**GIVEN PASSAGE**.
So we learned from the last blog post that the apparently simple matter of spotting bias – systematic under or over forecasting – can get surprisingly tricky in practice if our actions are to be guided by scientific standards of evidence – which they need to be if we are actually going to improve matters.
Reliably identifying systematic forecast error requires that we take account of both the pattern and magnitude of bias using approaches that explicitly take account of probabilities.
How to find the needle in the haystack
Let’s assume that you have a method for reliably detecting bias in a single forecast. How can this be deployed at scale in a large company where forecast are mass produced? In these types of businesses a single demand manager will typically be responsible for upwards of a thousand forecasts, every one of which might be reforecast on a weekly basis, any one of which might unexpectedly fail at any time if the pattern of demand suddenly changes.
This kind of forecaster is a master craftsman carefully selecting the right forecasting method and polishing the result until it is ‘perfect’. Instead they are managers of a forecast factory churning out thousands of ‘items’ at a fast rate, none of which will be as perfect as those produced by a master craftsman, but all of which need to be fit for purpose; ‘good enough’.
Clearly it is important that the demand manager continuously review the performance of every forecast every period so that defective ‘products’ enter the supply chain. But when they have such a large portfolio is it realistic?
The ‘obvious’ solution to the complexity facing practitioners that most companies adopt is to calculate bias at a high level in the hierarchy and investigate further only when there is evidence of a problem.
The flaw this approach is that it is extremely unlikely that every forecast in a portfolio or a category is biased in the same way. And when they are not, the errors for those items that are over forecast will be offset the under forecast errors to a greater or lesser degree, with the result that chronic bias at the low level is hidden. And it is the bias at this low level that is important because the replenishment process is driven by these granular forecasts, not high level aggregates.

**WRITTEN TASKS**.
[1] Reproduce the part of the forecast bias post starting at "The ‘obvious’ solution" and ending at "high level aggregates.".
[2] Translate this sentence from the forecast bias post into Spanish: "Reliably identifying systematic forecast error requires that we take account of both the pattern and magnitude of bias using approaches that explicitly take account of probabilities."

**PROVIDED MATERIAL**.
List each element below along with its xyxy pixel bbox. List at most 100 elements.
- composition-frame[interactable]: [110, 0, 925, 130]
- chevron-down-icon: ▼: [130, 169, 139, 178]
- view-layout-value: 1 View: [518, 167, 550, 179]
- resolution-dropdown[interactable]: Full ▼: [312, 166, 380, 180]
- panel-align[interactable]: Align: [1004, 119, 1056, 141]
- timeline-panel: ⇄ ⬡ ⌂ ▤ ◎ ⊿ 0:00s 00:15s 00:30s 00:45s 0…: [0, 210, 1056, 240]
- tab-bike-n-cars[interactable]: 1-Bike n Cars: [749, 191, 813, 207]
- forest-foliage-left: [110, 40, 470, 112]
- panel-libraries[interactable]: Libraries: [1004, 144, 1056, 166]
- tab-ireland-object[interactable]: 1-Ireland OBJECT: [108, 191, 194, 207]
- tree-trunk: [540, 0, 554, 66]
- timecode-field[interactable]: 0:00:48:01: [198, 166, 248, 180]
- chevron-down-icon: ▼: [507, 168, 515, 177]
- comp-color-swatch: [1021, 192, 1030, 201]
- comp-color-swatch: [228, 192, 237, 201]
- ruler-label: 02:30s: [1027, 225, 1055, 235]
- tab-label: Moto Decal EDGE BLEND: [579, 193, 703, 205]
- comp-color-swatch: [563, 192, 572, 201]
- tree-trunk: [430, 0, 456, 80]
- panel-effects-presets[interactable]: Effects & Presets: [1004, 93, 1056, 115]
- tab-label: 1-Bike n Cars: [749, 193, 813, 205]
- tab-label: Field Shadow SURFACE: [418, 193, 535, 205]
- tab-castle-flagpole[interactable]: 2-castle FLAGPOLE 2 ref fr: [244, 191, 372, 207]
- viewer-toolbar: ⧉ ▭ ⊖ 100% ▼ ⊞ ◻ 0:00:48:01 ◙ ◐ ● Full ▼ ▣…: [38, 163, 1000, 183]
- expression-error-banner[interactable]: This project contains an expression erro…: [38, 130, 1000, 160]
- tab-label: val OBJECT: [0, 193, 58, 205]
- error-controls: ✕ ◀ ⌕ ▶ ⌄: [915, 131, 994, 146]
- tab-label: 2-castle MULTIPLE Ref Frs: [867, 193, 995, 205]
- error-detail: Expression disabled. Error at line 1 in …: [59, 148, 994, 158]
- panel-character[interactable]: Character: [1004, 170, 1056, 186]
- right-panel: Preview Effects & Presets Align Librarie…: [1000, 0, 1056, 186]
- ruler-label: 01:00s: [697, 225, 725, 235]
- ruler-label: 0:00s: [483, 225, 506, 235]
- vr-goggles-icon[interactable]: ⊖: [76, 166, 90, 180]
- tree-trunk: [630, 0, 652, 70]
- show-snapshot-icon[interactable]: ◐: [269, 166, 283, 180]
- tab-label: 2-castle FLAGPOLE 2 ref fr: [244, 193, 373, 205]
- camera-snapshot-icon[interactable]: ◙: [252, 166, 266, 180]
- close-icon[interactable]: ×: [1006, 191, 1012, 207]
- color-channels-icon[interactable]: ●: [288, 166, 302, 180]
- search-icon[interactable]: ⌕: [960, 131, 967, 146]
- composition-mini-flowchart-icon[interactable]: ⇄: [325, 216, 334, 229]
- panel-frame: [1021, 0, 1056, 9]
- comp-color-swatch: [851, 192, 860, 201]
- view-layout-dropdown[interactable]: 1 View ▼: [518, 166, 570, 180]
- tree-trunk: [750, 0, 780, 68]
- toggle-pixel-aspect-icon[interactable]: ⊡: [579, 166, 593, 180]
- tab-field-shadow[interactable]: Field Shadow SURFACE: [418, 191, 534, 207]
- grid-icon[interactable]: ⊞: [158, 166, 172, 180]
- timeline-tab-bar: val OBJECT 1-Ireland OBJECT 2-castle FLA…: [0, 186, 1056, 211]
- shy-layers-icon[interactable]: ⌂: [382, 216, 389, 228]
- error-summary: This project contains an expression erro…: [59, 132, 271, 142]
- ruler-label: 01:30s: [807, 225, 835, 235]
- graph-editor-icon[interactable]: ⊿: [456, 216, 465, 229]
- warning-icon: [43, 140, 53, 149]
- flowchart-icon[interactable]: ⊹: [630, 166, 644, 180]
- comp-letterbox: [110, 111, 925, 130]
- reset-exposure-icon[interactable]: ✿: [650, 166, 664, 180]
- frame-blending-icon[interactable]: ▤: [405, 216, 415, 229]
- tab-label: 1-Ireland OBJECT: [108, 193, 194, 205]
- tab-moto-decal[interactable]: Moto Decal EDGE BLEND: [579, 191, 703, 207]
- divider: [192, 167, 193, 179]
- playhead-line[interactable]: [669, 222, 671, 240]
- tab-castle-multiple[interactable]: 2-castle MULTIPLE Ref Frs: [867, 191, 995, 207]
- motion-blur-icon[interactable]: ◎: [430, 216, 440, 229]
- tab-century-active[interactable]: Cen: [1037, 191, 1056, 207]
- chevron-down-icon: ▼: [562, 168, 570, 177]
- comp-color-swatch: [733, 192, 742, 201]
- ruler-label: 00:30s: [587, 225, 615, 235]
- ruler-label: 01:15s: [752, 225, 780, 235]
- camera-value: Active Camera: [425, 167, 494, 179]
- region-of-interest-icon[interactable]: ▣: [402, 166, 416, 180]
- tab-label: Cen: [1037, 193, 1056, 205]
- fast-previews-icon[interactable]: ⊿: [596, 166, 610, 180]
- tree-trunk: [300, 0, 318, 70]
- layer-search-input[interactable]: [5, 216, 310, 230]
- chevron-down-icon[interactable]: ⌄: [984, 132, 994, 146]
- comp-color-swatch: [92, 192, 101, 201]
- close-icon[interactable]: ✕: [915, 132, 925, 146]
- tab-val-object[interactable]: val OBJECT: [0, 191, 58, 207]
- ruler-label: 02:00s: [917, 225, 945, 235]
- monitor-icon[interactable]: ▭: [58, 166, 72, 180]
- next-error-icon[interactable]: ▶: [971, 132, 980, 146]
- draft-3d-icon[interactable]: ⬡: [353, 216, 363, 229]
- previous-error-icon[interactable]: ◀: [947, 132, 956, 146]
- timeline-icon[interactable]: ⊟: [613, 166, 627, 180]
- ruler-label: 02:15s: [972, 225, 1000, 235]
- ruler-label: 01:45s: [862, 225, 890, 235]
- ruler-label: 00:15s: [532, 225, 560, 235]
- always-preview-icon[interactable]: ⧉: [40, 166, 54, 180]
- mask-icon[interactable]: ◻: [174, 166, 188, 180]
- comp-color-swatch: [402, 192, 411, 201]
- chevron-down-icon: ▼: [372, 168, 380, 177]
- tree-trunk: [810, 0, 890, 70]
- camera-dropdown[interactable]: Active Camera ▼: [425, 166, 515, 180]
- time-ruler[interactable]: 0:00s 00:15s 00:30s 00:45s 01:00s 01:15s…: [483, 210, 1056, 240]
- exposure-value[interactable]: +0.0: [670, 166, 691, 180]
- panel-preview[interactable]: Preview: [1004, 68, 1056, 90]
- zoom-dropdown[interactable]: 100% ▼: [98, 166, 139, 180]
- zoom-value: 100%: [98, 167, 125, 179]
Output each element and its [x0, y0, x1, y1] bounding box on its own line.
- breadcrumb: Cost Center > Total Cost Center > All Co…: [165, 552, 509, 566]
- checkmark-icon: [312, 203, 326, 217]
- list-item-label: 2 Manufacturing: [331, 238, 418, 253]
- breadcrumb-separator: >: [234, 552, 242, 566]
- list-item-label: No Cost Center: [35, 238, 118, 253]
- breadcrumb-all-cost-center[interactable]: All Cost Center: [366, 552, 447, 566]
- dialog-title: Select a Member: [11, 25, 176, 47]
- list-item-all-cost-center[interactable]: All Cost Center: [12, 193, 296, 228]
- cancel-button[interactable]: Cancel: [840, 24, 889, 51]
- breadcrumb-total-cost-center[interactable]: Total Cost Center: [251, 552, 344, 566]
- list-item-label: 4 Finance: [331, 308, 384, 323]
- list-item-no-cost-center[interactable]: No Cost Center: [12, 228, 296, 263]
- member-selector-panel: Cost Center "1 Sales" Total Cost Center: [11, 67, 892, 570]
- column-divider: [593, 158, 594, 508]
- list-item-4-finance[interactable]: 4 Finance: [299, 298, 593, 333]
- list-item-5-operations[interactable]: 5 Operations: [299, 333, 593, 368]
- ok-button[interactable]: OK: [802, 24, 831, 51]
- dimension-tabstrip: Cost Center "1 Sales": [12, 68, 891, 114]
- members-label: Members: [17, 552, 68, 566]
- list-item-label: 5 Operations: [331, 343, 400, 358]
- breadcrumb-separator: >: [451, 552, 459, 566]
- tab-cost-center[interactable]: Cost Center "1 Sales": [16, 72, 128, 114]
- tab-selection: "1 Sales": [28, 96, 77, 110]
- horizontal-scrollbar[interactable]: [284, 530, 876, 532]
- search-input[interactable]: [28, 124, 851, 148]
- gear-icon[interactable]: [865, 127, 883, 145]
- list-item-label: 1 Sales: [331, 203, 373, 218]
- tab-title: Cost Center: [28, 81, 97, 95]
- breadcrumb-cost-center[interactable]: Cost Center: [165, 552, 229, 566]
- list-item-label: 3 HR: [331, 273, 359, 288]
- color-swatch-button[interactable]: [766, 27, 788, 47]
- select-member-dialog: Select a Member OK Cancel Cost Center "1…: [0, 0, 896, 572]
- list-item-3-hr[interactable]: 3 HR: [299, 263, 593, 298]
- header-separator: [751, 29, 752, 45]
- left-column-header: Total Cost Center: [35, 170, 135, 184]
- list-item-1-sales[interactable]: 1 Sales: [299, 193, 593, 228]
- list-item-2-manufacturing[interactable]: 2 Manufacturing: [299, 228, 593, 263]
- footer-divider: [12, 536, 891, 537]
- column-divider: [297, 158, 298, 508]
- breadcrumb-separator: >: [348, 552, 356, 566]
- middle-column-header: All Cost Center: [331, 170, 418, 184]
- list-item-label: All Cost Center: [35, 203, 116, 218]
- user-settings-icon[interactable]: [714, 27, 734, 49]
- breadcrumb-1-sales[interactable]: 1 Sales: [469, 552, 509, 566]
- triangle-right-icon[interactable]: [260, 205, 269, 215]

**THE RESULTS**.
[1]
The ‘obvious’ solution to the complexity facing practitioners that most companies adopt is to calculate bias at a high level in the hierarchy and investigate further only when there is evidence of a problem.
The flaw this approach is that it is extremely unlikely that every forecast in a portfolio or a category is biased in the same way. And when they are not, the errors for those items that are over forecast will be offset the under forecast errors to a greater or lesser degree, with the result that chronic bias at the low level is hidden. And it is the bias at this low level that is important because the replenishment process is driven by these granular forecasts, not high level aggregates.

[2] Identificar de forma fiable el error sistemático de pronóstico requiere que tengamos en cuenta tanto el patrón como la magnitud del sesgo, utilizando enfoques que tengan en cuenta explícitamente las probabilidades.